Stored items
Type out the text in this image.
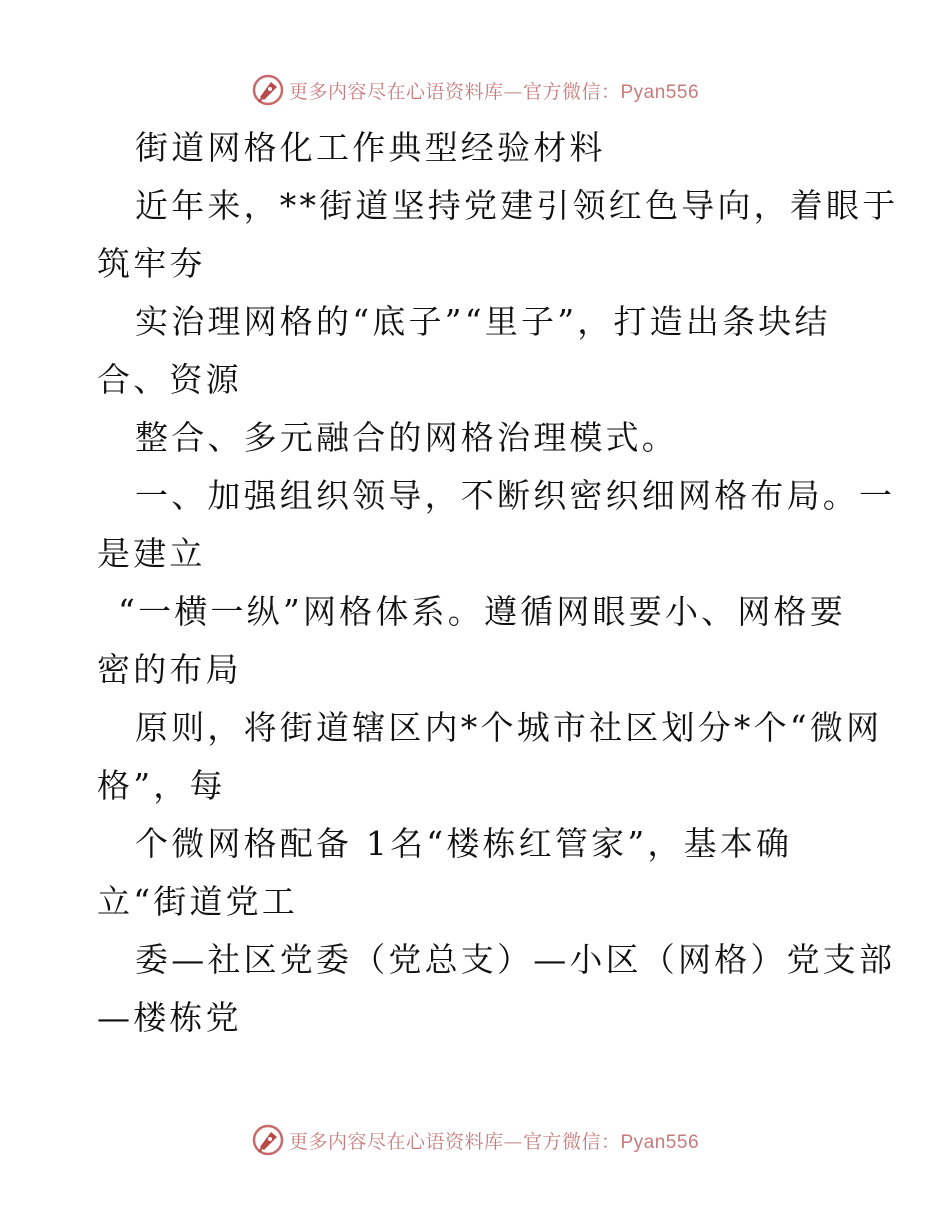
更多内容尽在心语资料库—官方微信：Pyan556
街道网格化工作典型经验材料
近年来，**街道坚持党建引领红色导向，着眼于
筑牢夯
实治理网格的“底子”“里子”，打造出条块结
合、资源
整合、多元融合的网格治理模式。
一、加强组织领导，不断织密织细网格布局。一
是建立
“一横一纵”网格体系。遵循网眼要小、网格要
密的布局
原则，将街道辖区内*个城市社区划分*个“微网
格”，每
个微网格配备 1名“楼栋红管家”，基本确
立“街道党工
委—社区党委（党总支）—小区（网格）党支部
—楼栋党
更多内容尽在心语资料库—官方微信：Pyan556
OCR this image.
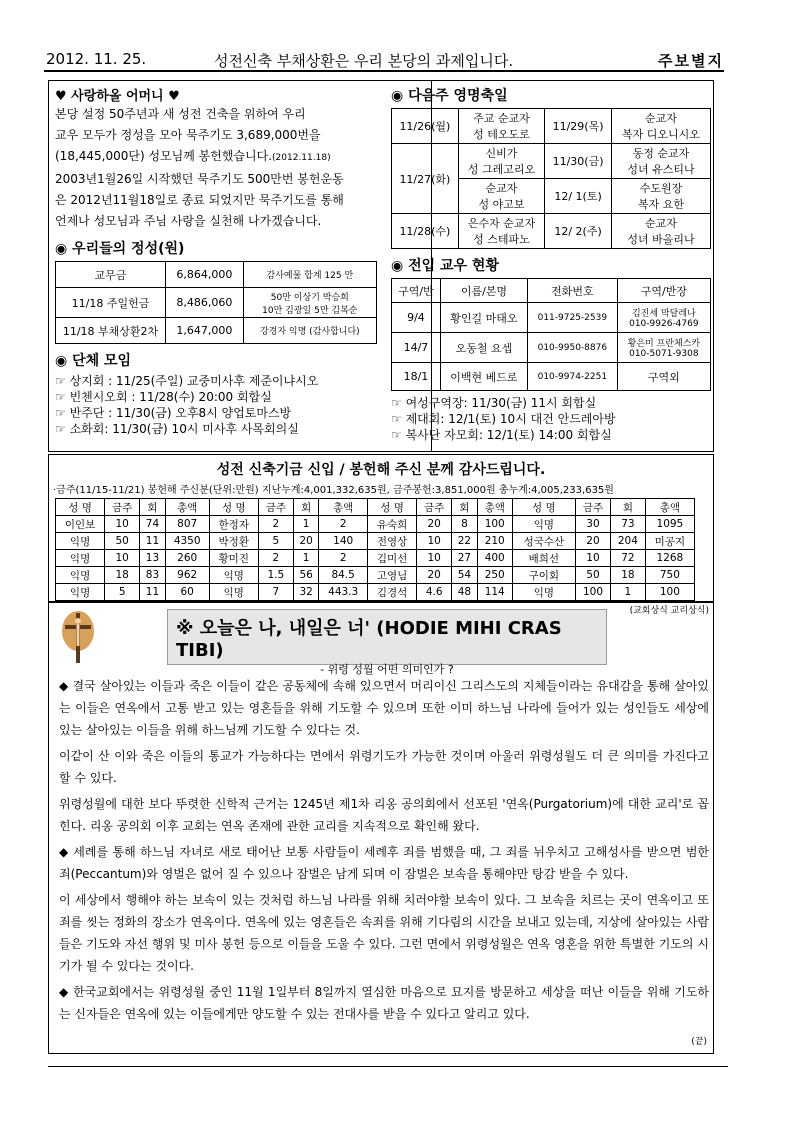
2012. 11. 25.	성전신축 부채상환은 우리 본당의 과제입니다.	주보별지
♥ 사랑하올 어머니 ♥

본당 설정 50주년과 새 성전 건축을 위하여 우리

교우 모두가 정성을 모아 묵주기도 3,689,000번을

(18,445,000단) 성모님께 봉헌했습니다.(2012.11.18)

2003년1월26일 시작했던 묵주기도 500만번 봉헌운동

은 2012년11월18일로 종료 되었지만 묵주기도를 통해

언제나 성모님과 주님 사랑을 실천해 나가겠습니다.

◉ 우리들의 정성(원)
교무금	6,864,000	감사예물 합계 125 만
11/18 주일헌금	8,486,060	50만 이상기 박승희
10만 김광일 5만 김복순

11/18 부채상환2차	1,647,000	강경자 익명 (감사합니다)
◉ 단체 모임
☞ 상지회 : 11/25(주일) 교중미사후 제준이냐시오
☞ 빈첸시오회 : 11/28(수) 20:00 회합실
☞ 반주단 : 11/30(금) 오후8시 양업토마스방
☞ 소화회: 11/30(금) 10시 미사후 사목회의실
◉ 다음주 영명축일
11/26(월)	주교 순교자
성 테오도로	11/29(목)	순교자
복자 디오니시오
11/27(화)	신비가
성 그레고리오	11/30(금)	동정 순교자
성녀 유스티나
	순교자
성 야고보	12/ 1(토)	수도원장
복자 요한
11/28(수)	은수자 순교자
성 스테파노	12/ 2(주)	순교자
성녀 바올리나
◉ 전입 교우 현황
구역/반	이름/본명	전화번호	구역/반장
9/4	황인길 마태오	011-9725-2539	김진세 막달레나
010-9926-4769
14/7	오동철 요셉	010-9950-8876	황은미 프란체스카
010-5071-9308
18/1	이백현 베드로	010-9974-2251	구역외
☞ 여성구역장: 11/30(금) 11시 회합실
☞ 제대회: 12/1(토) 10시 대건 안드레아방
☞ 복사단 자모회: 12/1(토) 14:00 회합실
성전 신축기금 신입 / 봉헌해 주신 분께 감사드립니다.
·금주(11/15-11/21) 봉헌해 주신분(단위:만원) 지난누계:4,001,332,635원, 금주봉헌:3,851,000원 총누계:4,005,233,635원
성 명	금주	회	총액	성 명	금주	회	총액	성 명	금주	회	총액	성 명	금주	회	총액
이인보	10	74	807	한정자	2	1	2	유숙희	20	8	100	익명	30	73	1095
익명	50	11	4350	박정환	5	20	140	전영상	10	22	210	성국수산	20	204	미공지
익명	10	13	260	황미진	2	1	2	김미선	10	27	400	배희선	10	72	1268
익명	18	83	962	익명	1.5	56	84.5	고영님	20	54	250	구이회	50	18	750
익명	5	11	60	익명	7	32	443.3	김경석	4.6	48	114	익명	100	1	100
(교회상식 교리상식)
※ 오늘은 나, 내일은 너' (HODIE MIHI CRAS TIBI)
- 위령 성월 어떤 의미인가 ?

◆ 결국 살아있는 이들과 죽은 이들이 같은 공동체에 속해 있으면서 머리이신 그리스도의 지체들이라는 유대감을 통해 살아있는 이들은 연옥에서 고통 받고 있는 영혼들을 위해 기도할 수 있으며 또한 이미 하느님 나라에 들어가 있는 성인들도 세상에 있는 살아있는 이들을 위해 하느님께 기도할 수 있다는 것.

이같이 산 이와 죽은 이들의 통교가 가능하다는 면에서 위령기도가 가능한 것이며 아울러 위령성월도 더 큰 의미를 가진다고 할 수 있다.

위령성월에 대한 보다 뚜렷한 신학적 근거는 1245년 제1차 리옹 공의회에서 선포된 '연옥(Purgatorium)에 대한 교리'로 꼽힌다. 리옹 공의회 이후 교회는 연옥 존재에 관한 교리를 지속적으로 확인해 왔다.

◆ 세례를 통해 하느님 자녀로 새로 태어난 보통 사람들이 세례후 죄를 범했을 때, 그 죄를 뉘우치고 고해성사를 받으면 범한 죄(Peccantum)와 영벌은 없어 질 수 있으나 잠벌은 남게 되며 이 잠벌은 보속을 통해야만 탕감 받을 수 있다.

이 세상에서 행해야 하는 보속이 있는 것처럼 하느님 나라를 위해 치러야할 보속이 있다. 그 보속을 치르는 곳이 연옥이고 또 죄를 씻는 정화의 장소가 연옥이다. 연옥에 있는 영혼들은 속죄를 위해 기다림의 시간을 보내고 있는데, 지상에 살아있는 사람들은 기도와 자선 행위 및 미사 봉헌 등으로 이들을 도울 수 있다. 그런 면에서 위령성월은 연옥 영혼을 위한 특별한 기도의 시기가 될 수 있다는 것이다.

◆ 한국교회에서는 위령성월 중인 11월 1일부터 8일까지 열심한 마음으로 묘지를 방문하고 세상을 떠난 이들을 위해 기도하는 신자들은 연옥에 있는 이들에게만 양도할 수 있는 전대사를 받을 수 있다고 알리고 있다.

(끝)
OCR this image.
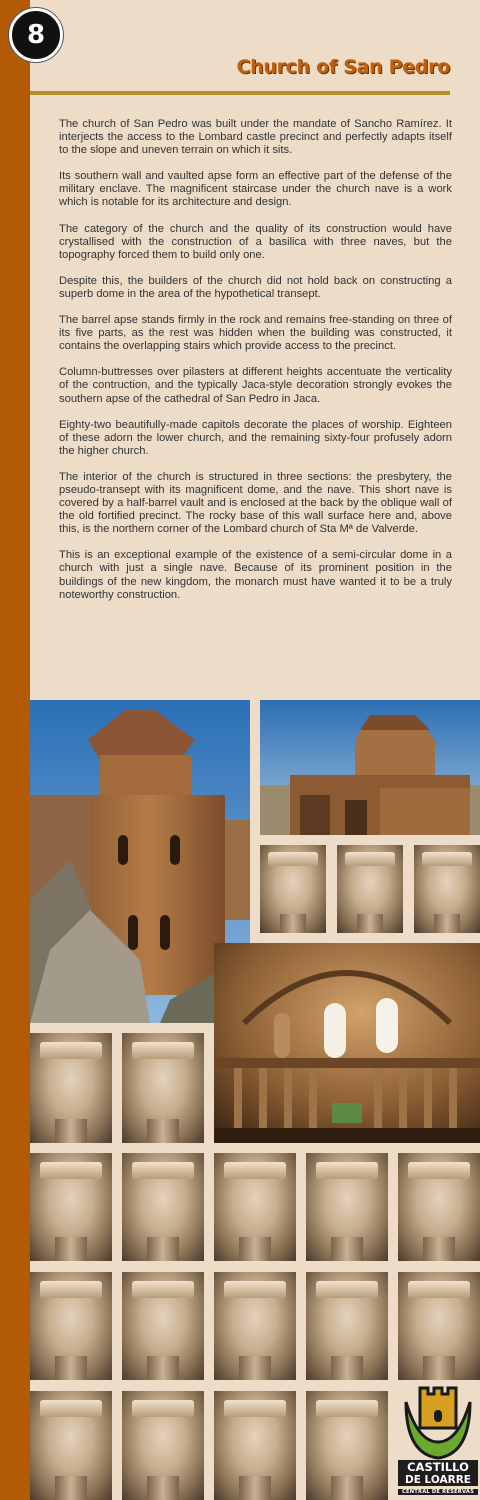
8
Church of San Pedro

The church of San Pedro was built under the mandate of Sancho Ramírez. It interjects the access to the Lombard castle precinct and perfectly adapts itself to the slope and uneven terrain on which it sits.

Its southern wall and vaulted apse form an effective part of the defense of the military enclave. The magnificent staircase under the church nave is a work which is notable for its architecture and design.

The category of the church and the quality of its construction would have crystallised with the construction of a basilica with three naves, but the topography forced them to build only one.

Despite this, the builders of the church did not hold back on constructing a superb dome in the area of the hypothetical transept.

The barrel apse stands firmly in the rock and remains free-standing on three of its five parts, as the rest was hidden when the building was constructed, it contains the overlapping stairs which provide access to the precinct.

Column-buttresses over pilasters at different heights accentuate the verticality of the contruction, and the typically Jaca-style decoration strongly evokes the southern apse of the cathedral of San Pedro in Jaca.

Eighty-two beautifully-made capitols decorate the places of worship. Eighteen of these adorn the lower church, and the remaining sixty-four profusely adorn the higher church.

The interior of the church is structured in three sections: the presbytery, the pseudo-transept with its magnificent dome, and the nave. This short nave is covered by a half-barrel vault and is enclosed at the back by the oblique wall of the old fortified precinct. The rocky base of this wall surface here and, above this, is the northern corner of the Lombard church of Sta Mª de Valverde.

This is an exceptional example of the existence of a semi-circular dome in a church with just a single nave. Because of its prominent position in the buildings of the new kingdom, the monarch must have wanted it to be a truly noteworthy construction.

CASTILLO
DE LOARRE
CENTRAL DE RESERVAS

### GIVEN PROBLEM
Read the lines above. Gather those in which the string "three" is found.

### COMPLETED EXERCISE
The category of the church and the quality of its construction would have crystallised with the construction of a basilica with three naves, but the topography forced them to build only one.
The barrel apse stands firmly in the rock and remains free-standing on three of its five parts, as the rest was hidden when the building was constructed, it contains the overlapping stairs which provide access to the precinct.
The interior of the church is structured in three sections: the presbytery, the pseudo-transept with its magnificent dome, and the nave. This short nave is covered by a half-barrel vault and is enclosed at the back by the oblique wall of the old fortified precinct. The rocky base of this wall surface here and, above this, is the northern corner of the Lombard church of Sta Mª de Valverde.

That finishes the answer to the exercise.